**Given task**
Gather, from the listing beneath this task, every line holding the string "SQFT".

**Structured figure records**
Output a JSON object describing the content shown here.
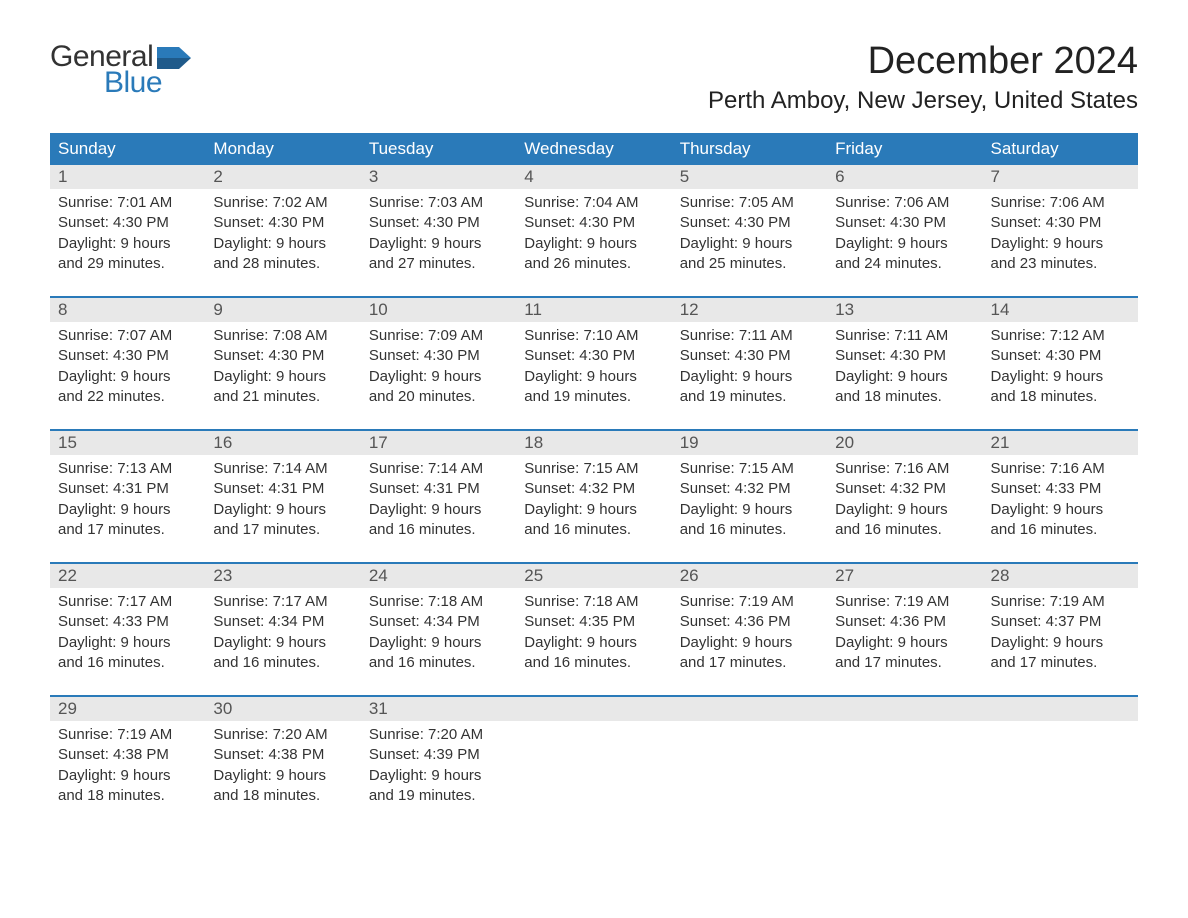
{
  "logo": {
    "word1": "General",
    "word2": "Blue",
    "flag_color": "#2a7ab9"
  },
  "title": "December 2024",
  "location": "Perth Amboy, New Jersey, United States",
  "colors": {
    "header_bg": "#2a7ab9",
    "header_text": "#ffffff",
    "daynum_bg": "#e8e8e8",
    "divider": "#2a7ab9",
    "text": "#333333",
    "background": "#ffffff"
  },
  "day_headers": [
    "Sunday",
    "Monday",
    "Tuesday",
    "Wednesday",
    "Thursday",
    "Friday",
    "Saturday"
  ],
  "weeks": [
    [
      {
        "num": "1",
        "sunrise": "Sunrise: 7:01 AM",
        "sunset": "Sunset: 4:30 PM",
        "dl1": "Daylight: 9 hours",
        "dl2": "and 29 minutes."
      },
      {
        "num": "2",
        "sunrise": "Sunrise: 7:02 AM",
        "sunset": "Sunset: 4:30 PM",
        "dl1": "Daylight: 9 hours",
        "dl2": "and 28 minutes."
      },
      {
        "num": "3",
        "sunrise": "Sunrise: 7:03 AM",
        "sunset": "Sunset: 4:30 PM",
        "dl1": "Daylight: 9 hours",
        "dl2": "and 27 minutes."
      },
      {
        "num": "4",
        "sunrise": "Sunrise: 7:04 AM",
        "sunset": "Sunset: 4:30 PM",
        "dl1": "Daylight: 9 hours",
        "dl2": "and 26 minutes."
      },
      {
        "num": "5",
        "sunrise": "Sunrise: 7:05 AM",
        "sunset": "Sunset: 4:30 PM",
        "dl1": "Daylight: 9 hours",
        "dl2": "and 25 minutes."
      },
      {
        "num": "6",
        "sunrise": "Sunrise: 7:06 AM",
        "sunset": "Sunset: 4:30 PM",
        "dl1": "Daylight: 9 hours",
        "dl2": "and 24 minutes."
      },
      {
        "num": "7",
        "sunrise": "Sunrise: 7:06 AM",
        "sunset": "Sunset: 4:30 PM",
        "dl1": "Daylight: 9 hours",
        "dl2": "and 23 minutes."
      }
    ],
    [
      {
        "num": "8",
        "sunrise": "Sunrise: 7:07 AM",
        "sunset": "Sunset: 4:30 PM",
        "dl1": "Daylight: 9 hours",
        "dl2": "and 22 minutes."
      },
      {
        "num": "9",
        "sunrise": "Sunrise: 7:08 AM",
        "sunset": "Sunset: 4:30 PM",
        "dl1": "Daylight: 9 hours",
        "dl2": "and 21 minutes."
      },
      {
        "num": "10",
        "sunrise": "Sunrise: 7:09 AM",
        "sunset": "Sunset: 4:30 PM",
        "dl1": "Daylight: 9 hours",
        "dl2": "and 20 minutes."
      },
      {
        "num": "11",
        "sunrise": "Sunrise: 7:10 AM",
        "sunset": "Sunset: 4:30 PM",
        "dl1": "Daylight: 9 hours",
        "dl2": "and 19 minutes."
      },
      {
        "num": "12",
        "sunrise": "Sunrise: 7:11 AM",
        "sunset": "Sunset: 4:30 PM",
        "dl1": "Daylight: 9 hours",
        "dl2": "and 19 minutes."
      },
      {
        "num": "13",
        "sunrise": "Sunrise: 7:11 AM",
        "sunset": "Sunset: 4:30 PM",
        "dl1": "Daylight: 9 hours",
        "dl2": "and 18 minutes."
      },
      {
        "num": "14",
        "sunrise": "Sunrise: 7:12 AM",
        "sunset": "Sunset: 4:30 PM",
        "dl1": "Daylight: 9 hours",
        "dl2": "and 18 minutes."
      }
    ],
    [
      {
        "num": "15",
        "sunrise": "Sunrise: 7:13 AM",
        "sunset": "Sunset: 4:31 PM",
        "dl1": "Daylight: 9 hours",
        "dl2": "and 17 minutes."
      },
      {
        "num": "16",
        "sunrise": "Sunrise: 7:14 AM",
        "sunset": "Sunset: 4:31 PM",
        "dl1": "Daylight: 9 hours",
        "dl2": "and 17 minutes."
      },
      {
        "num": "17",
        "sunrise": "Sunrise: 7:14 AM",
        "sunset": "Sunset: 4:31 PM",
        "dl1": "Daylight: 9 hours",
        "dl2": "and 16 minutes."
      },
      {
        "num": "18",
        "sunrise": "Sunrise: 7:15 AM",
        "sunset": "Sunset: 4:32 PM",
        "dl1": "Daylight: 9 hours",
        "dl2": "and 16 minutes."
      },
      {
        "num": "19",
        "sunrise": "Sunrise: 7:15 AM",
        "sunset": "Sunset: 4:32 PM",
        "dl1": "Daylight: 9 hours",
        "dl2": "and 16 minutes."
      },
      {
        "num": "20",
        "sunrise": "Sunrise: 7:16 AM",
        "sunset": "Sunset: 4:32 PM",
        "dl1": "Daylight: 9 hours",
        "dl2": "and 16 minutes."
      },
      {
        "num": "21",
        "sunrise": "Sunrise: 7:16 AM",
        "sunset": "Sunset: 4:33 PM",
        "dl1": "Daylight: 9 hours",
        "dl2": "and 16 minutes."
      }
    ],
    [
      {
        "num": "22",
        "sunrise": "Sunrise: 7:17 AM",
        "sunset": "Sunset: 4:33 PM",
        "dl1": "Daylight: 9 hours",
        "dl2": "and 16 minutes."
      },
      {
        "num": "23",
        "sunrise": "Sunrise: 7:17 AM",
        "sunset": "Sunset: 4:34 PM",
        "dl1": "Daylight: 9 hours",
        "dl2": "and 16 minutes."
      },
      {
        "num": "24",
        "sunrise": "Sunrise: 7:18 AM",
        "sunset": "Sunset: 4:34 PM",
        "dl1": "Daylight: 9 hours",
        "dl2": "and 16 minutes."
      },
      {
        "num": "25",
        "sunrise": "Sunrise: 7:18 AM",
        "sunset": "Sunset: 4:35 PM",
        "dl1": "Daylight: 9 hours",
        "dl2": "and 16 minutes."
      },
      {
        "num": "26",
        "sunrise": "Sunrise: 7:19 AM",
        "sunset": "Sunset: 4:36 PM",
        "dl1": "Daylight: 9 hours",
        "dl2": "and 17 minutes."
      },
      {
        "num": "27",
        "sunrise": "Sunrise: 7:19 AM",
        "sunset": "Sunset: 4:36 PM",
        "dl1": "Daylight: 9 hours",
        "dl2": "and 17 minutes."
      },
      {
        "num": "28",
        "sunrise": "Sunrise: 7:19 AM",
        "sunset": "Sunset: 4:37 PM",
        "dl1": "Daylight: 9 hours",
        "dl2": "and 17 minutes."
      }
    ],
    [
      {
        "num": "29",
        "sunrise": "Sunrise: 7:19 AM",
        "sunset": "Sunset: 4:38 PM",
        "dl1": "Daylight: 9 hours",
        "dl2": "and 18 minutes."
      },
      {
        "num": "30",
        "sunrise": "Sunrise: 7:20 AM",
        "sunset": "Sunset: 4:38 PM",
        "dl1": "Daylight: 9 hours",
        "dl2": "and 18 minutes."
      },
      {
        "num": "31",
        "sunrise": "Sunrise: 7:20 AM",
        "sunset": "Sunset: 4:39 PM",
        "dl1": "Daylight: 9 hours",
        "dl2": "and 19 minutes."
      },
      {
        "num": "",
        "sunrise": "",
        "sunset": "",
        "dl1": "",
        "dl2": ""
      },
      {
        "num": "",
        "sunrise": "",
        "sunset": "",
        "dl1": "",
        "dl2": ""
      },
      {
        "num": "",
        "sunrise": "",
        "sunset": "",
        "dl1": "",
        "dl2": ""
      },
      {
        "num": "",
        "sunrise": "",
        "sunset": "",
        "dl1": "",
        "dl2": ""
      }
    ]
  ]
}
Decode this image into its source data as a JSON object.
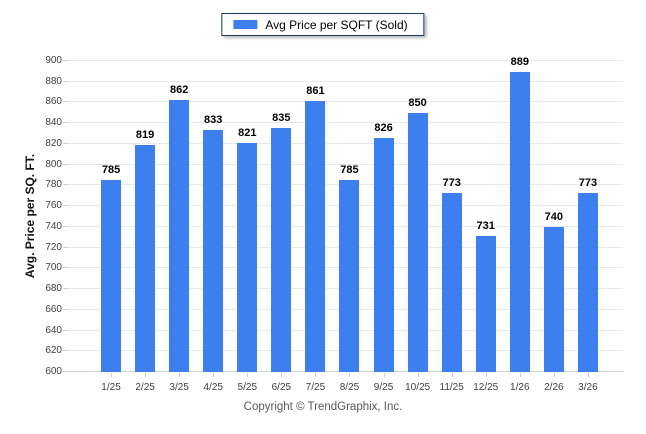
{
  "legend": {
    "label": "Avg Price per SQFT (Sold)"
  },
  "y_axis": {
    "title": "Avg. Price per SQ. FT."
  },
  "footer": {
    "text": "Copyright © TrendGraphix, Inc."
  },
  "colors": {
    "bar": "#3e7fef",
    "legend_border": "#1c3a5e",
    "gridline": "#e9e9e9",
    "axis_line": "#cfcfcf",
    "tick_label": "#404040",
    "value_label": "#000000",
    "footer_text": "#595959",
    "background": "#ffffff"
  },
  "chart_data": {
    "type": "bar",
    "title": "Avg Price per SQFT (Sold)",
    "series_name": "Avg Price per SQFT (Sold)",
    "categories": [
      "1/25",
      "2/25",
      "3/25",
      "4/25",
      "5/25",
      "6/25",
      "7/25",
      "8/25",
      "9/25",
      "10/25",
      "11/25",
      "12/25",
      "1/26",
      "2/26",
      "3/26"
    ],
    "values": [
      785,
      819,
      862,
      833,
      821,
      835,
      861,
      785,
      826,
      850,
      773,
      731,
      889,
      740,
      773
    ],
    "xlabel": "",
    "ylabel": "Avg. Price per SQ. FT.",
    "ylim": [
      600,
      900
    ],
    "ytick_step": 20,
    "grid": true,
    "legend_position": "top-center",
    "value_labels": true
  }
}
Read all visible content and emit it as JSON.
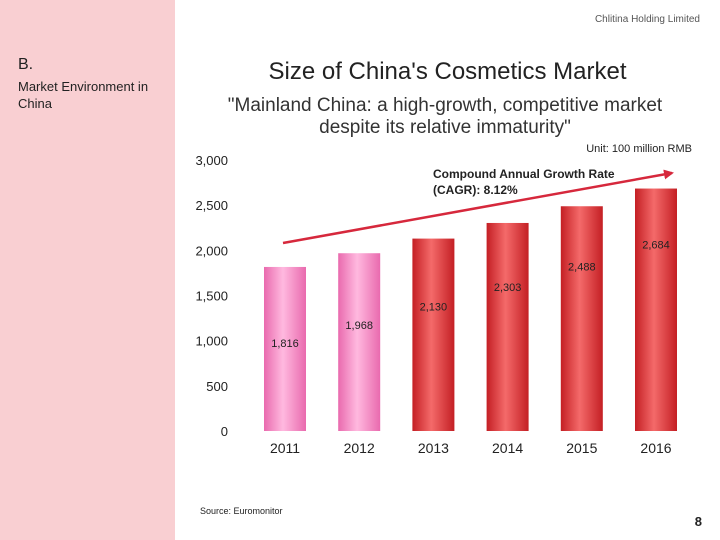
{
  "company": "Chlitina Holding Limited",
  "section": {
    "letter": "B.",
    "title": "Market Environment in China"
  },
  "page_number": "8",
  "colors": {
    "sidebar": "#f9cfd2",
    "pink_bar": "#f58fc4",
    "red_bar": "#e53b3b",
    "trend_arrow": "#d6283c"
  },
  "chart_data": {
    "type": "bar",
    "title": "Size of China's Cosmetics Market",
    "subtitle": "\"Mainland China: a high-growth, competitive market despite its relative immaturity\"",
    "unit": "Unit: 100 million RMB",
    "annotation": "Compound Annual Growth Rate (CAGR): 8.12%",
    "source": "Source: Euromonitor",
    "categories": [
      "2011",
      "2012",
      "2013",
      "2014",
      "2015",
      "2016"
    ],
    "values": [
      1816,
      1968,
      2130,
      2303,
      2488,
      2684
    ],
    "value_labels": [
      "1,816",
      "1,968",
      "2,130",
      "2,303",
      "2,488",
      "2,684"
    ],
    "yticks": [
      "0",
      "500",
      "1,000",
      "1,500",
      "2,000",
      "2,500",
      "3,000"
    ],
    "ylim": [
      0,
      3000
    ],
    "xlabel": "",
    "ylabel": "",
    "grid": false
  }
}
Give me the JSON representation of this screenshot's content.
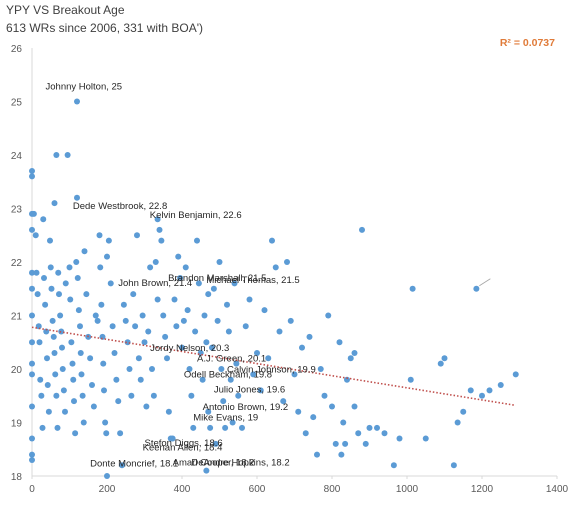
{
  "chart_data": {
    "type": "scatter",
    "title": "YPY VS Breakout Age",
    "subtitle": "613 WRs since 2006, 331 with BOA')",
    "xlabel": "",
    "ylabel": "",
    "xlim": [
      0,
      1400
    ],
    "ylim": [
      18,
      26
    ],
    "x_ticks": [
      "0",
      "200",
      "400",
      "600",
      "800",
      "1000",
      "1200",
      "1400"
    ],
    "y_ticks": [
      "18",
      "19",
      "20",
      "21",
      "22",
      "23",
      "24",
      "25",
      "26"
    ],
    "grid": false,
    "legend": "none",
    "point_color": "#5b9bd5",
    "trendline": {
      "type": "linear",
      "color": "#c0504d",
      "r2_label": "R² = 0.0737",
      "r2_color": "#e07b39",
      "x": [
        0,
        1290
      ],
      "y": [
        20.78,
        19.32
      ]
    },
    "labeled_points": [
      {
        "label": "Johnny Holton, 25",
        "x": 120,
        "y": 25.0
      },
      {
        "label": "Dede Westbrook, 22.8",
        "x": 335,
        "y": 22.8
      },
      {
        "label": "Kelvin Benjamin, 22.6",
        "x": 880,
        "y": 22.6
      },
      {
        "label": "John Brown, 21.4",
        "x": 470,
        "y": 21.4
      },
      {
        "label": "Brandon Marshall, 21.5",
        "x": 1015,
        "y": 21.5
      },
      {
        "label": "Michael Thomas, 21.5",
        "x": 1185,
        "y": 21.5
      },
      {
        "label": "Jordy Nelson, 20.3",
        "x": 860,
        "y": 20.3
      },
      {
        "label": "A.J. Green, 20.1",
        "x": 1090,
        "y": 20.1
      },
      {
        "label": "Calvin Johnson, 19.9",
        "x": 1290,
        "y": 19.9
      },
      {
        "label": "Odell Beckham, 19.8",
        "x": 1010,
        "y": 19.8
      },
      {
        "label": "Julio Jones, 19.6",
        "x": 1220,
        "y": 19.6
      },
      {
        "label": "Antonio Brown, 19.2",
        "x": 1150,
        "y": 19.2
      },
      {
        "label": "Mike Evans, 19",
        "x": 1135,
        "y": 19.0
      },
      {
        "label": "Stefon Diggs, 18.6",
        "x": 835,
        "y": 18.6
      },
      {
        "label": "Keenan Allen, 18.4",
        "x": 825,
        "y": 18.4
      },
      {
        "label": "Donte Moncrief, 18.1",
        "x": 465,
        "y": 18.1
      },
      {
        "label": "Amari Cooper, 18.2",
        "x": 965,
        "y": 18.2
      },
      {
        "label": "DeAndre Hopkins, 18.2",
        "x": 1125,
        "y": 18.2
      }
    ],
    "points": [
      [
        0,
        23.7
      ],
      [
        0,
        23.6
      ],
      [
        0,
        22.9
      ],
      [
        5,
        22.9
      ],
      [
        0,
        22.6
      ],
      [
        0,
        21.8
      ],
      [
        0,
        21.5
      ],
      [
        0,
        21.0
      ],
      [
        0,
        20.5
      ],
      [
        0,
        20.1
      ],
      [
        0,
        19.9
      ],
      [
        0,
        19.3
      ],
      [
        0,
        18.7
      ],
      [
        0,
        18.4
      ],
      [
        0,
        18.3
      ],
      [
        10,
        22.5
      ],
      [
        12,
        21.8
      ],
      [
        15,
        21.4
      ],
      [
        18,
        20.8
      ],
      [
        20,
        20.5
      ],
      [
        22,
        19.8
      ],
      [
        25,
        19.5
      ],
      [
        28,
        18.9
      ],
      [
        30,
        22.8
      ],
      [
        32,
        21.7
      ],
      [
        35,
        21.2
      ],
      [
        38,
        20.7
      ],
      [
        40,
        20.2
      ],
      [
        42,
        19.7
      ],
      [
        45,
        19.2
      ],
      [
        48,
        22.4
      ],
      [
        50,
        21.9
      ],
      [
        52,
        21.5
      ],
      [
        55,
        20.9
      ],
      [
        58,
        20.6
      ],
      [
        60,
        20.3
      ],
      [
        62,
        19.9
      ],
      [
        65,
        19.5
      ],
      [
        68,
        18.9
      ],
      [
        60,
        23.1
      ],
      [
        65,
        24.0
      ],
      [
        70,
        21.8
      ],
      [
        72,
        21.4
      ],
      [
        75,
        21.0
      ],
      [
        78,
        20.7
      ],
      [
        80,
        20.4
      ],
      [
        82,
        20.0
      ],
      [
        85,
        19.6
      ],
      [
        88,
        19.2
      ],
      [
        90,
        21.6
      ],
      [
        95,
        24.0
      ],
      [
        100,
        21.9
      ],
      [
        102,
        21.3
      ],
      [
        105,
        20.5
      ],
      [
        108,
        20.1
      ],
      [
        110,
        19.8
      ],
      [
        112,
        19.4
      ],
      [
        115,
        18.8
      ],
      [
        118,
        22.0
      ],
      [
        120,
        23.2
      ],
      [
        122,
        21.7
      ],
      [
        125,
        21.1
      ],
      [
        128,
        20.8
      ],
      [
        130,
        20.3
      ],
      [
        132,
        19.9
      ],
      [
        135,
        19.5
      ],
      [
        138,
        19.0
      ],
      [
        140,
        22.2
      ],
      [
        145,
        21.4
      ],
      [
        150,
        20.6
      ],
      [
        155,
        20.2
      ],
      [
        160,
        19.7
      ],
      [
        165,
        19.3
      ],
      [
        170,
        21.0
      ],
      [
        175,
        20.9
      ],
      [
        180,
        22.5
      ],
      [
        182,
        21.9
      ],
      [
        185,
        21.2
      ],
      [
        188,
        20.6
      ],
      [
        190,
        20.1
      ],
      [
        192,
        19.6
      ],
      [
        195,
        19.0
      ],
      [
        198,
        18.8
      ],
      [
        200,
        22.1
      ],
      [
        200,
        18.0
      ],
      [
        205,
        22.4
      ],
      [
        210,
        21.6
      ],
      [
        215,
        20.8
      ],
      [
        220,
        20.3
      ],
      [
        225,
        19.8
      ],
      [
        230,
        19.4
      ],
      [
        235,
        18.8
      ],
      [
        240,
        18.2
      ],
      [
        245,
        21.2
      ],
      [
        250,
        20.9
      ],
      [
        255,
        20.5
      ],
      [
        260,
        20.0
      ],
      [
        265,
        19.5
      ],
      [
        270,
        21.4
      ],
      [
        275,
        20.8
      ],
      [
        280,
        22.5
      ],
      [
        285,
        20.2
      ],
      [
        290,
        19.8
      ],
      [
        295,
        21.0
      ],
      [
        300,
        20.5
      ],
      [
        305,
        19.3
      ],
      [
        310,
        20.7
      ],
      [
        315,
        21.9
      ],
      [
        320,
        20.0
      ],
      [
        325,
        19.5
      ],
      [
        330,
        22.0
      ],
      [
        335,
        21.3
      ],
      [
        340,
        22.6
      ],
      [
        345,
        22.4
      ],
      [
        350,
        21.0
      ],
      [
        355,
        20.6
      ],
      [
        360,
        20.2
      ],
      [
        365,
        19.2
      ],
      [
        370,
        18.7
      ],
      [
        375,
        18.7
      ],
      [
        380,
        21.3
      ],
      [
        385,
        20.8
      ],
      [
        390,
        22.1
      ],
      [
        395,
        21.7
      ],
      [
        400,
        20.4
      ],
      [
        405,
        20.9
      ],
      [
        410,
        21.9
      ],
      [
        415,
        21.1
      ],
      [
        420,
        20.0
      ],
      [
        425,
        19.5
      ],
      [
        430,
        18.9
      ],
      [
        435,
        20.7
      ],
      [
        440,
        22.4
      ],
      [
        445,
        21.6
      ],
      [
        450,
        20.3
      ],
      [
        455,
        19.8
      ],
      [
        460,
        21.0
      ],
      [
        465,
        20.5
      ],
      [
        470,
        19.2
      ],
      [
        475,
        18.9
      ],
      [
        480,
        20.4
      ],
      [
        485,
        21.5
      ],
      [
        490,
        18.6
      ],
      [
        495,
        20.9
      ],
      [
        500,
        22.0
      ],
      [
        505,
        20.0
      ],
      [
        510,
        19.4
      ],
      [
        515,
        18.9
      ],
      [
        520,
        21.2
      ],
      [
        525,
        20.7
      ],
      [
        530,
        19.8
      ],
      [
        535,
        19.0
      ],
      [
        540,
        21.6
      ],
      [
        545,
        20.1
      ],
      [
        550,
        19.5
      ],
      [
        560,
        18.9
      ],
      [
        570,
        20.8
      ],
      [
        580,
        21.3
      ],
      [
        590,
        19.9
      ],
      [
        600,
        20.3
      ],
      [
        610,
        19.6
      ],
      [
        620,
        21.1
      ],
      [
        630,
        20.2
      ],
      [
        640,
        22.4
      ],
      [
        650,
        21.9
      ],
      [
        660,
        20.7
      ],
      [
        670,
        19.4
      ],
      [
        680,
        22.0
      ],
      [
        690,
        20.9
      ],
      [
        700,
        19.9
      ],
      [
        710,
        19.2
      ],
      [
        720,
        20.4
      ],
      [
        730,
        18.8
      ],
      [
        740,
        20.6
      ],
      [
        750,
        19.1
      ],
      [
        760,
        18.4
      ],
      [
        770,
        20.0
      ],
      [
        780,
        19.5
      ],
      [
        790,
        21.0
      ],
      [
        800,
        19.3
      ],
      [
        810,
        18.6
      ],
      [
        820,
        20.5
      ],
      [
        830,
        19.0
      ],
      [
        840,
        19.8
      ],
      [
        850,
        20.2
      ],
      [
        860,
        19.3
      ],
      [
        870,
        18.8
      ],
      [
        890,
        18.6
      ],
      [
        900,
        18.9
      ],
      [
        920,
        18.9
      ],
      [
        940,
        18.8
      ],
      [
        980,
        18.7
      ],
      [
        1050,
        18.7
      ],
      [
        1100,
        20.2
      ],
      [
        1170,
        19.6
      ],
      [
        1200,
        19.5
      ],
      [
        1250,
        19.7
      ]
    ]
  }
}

**Solution to the problem**
    "label": "Avg Price per SQFT (Sold)"
    "title": "Avg Price per SQFT (Sold)",
    "series_name": "Avg Price per SQFT (Sold)",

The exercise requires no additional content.